Your task: Which lines of the records contain "ylabel"? Collect every one of them.

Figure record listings
----------------

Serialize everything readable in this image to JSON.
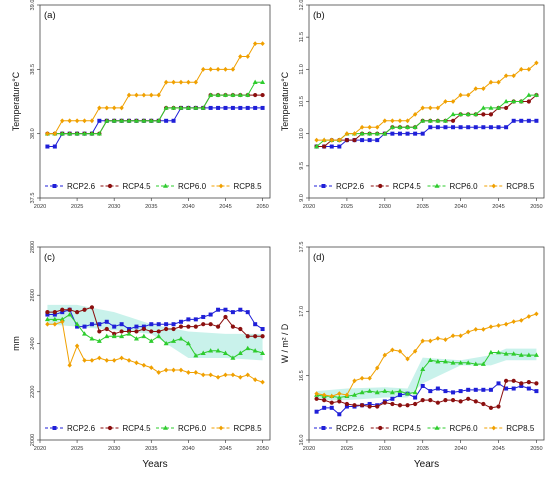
{
  "figure": {
    "legend_names": [
      "RCP2.6",
      "RCP4.5",
      "RCP6.0",
      "RCP8.5"
    ],
    "colors": {
      "RCP2.6": "#1f1fd8",
      "RCP4.5": "#8b0f0f",
      "RCP6.0": "#2ecc2e",
      "RCP8.5": "#f0a000",
      "band": "#bff0e8"
    }
  },
  "chart_data": [
    {
      "type": "line",
      "panel_label": "(a)",
      "title": "",
      "xlabel": "",
      "ylabel": "Temperature°C",
      "xlim": [
        2020,
        2051
      ],
      "ylim": [
        37.5,
        39.0
      ],
      "xticks": [
        2020,
        2025,
        2030,
        2035,
        2040,
        2045,
        2050
      ],
      "yticks": [
        37.5,
        38.0,
        38.5,
        39.0
      ],
      "legend": "bottom",
      "grid": false,
      "x": [
        2021,
        2022,
        2023,
        2024,
        2025,
        2026,
        2027,
        2028,
        2029,
        2030,
        2031,
        2032,
        2033,
        2034,
        2035,
        2036,
        2037,
        2038,
        2039,
        2040,
        2041,
        2042,
        2043,
        2044,
        2045,
        2046,
        2047,
        2048,
        2049,
        2050
      ],
      "series": [
        {
          "name": "RCP2.6",
          "values": [
            37.9,
            37.9,
            38.0,
            38.0,
            38.0,
            38.0,
            38.0,
            38.1,
            38.1,
            38.1,
            38.1,
            38.1,
            38.1,
            38.1,
            38.1,
            38.1,
            38.1,
            38.1,
            38.2,
            38.2,
            38.2,
            38.2,
            38.2,
            38.2,
            38.2,
            38.2,
            38.2,
            38.2,
            38.2,
            38.2
          ]
        },
        {
          "name": "RCP4.5",
          "values": [
            38.0,
            38.0,
            38.0,
            38.0,
            38.0,
            38.0,
            38.0,
            38.0,
            38.1,
            38.1,
            38.1,
            38.1,
            38.1,
            38.1,
            38.1,
            38.1,
            38.2,
            38.2,
            38.2,
            38.2,
            38.2,
            38.2,
            38.3,
            38.3,
            38.3,
            38.3,
            38.3,
            38.3,
            38.3,
            38.3
          ]
        },
        {
          "name": "RCP6.0",
          "values": [
            38.0,
            38.0,
            38.0,
            38.0,
            38.0,
            38.0,
            38.0,
            38.0,
            38.1,
            38.1,
            38.1,
            38.1,
            38.1,
            38.1,
            38.1,
            38.1,
            38.2,
            38.2,
            38.2,
            38.2,
            38.2,
            38.2,
            38.3,
            38.3,
            38.3,
            38.3,
            38.3,
            38.3,
            38.4,
            38.4
          ]
        },
        {
          "name": "RCP8.5",
          "values": [
            38.0,
            38.0,
            38.1,
            38.1,
            38.1,
            38.1,
            38.1,
            38.2,
            38.2,
            38.2,
            38.2,
            38.3,
            38.3,
            38.3,
            38.3,
            38.3,
            38.4,
            38.4,
            38.4,
            38.4,
            38.4,
            38.5,
            38.5,
            38.5,
            38.5,
            38.5,
            38.6,
            38.6,
            38.7,
            38.7
          ]
        }
      ]
    },
    {
      "type": "line",
      "panel_label": "(b)",
      "title": "",
      "xlabel": "",
      "ylabel": "Temperature°C",
      "xlim": [
        2020,
        2051
      ],
      "ylim": [
        9.0,
        12.0
      ],
      "xticks": [
        2020,
        2025,
        2030,
        2035,
        2040,
        2045,
        2050
      ],
      "yticks": [
        9.0,
        9.5,
        10.0,
        10.5,
        11.0,
        11.5,
        12.0
      ],
      "legend": "bottom",
      "grid": false,
      "x": [
        2021,
        2022,
        2023,
        2024,
        2025,
        2026,
        2027,
        2028,
        2029,
        2030,
        2031,
        2032,
        2033,
        2034,
        2035,
        2036,
        2037,
        2038,
        2039,
        2040,
        2041,
        2042,
        2043,
        2044,
        2045,
        2046,
        2047,
        2048,
        2049,
        2050
      ],
      "series": [
        {
          "name": "RCP2.6",
          "values": [
            9.8,
            9.8,
            9.8,
            9.8,
            9.9,
            9.9,
            9.9,
            9.9,
            9.9,
            10.0,
            10.0,
            10.0,
            10.0,
            10.0,
            10.0,
            10.1,
            10.1,
            10.1,
            10.1,
            10.1,
            10.1,
            10.1,
            10.1,
            10.1,
            10.1,
            10.1,
            10.2,
            10.2,
            10.2,
            10.2
          ]
        },
        {
          "name": "RCP4.5",
          "values": [
            9.8,
            9.8,
            9.9,
            9.9,
            9.9,
            9.9,
            10.0,
            10.0,
            10.0,
            10.0,
            10.1,
            10.1,
            10.1,
            10.1,
            10.2,
            10.2,
            10.2,
            10.2,
            10.2,
            10.3,
            10.3,
            10.3,
            10.3,
            10.3,
            10.4,
            10.4,
            10.5,
            10.5,
            10.5,
            10.6
          ]
        },
        {
          "name": "RCP6.0",
          "values": [
            9.8,
            9.9,
            9.9,
            9.9,
            10.0,
            10.0,
            10.0,
            10.0,
            10.0,
            10.0,
            10.1,
            10.1,
            10.1,
            10.1,
            10.2,
            10.2,
            10.2,
            10.2,
            10.3,
            10.3,
            10.3,
            10.3,
            10.4,
            10.4,
            10.4,
            10.5,
            10.5,
            10.5,
            10.6,
            10.6
          ]
        },
        {
          "name": "RCP8.5",
          "values": [
            9.9,
            9.9,
            9.9,
            9.9,
            10.0,
            10.0,
            10.1,
            10.1,
            10.1,
            10.2,
            10.2,
            10.2,
            10.2,
            10.3,
            10.4,
            10.4,
            10.4,
            10.5,
            10.5,
            10.6,
            10.6,
            10.7,
            10.7,
            10.8,
            10.8,
            10.9,
            10.9,
            11.0,
            11.0,
            11.1
          ]
        }
      ]
    },
    {
      "type": "line",
      "panel_label": "(c)",
      "title": "",
      "xlabel": "Years",
      "ylabel": "mm",
      "xlim": [
        2020,
        2051
      ],
      "ylim": [
        2000,
        2800
      ],
      "xticks": [
        2020,
        2025,
        2030,
        2035,
        2040,
        2045,
        2050
      ],
      "yticks": [
        2000,
        2200,
        2400,
        2600,
        2800
      ],
      "legend": "bottom",
      "grid": false,
      "band": {
        "x": [
          2021,
          2025,
          2030,
          2035,
          2040,
          2045,
          2050
        ],
        "lower": [
          2480,
          2470,
          2455,
          2440,
          2340,
          2340,
          2330
        ],
        "upper": [
          2560,
          2560,
          2530,
          2480,
          2450,
          2440,
          2440
        ]
      },
      "x": [
        2021,
        2022,
        2023,
        2024,
        2025,
        2026,
        2027,
        2028,
        2029,
        2030,
        2031,
        2032,
        2033,
        2034,
        2035,
        2036,
        2037,
        2038,
        2039,
        2040,
        2041,
        2042,
        2043,
        2044,
        2045,
        2046,
        2047,
        2048,
        2049,
        2050
      ],
      "series": [
        {
          "name": "RCP2.6",
          "values": [
            2520,
            2520,
            2530,
            2540,
            2470,
            2470,
            2480,
            2480,
            2490,
            2470,
            2480,
            2460,
            2470,
            2470,
            2480,
            2480,
            2480,
            2480,
            2490,
            2500,
            2500,
            2510,
            2520,
            2540,
            2540,
            2530,
            2540,
            2530,
            2480,
            2460
          ]
        },
        {
          "name": "RCP4.5",
          "values": [
            2530,
            2530,
            2540,
            2540,
            2530,
            2540,
            2550,
            2450,
            2460,
            2440,
            2450,
            2450,
            2450,
            2460,
            2450,
            2450,
            2460,
            2460,
            2470,
            2470,
            2470,
            2480,
            2480,
            2470,
            2510,
            2470,
            2460,
            2430,
            2430,
            2430
          ]
        },
        {
          "name": "RCP6.0",
          "values": [
            2500,
            2500,
            2500,
            2520,
            2480,
            2440,
            2420,
            2410,
            2430,
            2430,
            2430,
            2440,
            2420,
            2430,
            2410,
            2430,
            2400,
            2410,
            2420,
            2400,
            2350,
            2360,
            2370,
            2370,
            2360,
            2340,
            2360,
            2380,
            2370,
            2360
          ]
        },
        {
          "name": "RCP8.5",
          "values": [
            2480,
            2480,
            2490,
            2310,
            2390,
            2330,
            2330,
            2340,
            2330,
            2330,
            2340,
            2330,
            2320,
            2310,
            2300,
            2280,
            2290,
            2290,
            2290,
            2280,
            2280,
            2270,
            2270,
            2260,
            2270,
            2270,
            2260,
            2270,
            2250,
            2240
          ]
        }
      ]
    },
    {
      "type": "line",
      "panel_label": "(d)",
      "title": "",
      "xlabel": "Years",
      "ylabel": "W / m² / D",
      "xlim": [
        2020,
        2051
      ],
      "ylim": [
        16.0,
        17.5
      ],
      "xticks": [
        2020,
        2025,
        2030,
        2035,
        2040,
        2045,
        2050
      ],
      "yticks": [
        16.0,
        16.5,
        17.0,
        17.5
      ],
      "legend": "bottom",
      "grid": false,
      "band": {
        "x": [
          2021,
          2025,
          2030,
          2033,
          2035,
          2040,
          2044,
          2046,
          2050
        ],
        "lower": [
          16.31,
          16.31,
          16.33,
          16.33,
          16.44,
          16.58,
          16.58,
          16.62,
          16.62
        ],
        "upper": [
          16.38,
          16.4,
          16.41,
          16.4,
          16.64,
          16.62,
          16.66,
          16.71,
          16.71
        ]
      },
      "x": [
        2021,
        2022,
        2023,
        2024,
        2025,
        2026,
        2027,
        2028,
        2029,
        2030,
        2031,
        2032,
        2033,
        2034,
        2035,
        2036,
        2037,
        2038,
        2039,
        2040,
        2041,
        2042,
        2043,
        2044,
        2045,
        2046,
        2047,
        2048,
        2049,
        2050
      ],
      "series": [
        {
          "name": "RCP2.6",
          "values": [
            16.22,
            16.25,
            16.25,
            16.2,
            16.26,
            16.26,
            16.27,
            16.28,
            16.27,
            16.3,
            16.32,
            16.35,
            16.36,
            16.33,
            16.42,
            16.38,
            16.4,
            16.38,
            16.37,
            16.38,
            16.39,
            16.39,
            16.39,
            16.39,
            16.44,
            16.4,
            16.4,
            16.42,
            16.4,
            16.38
          ]
        },
        {
          "name": "RCP4.5",
          "values": [
            16.32,
            16.31,
            16.29,
            16.3,
            16.28,
            16.27,
            16.27,
            16.26,
            16.26,
            16.29,
            16.28,
            16.27,
            16.27,
            16.28,
            16.31,
            16.31,
            16.29,
            16.31,
            16.31,
            16.3,
            16.32,
            16.3,
            16.28,
            16.25,
            16.26,
            16.46,
            16.46,
            16.44,
            16.45,
            16.44
          ]
        },
        {
          "name": "RCP6.0",
          "values": [
            16.35,
            16.34,
            16.34,
            16.33,
            16.34,
            16.35,
            16.37,
            16.38,
            16.37,
            16.38,
            16.37,
            16.38,
            16.36,
            16.37,
            16.55,
            16.62,
            16.61,
            16.61,
            16.6,
            16.6,
            16.6,
            16.59,
            16.59,
            16.68,
            16.68,
            16.67,
            16.67,
            16.66,
            16.66,
            16.66
          ]
        },
        {
          "name": "RCP8.5",
          "values": [
            16.36,
            16.35,
            16.34,
            16.36,
            16.35,
            16.46,
            16.48,
            16.48,
            16.56,
            16.66,
            16.7,
            16.69,
            16.63,
            16.69,
            16.77,
            16.77,
            16.79,
            16.78,
            16.81,
            16.81,
            16.84,
            16.86,
            16.86,
            16.88,
            16.89,
            16.9,
            16.92,
            16.93,
            16.96,
            16.98
          ]
        }
      ]
    }
  ]
}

----------------

Result:
      "ylabel": "Temperature°C",
      "ylabel": "Temperature°C",
      "ylabel": "mm",
      "ylabel": "W / m² / D",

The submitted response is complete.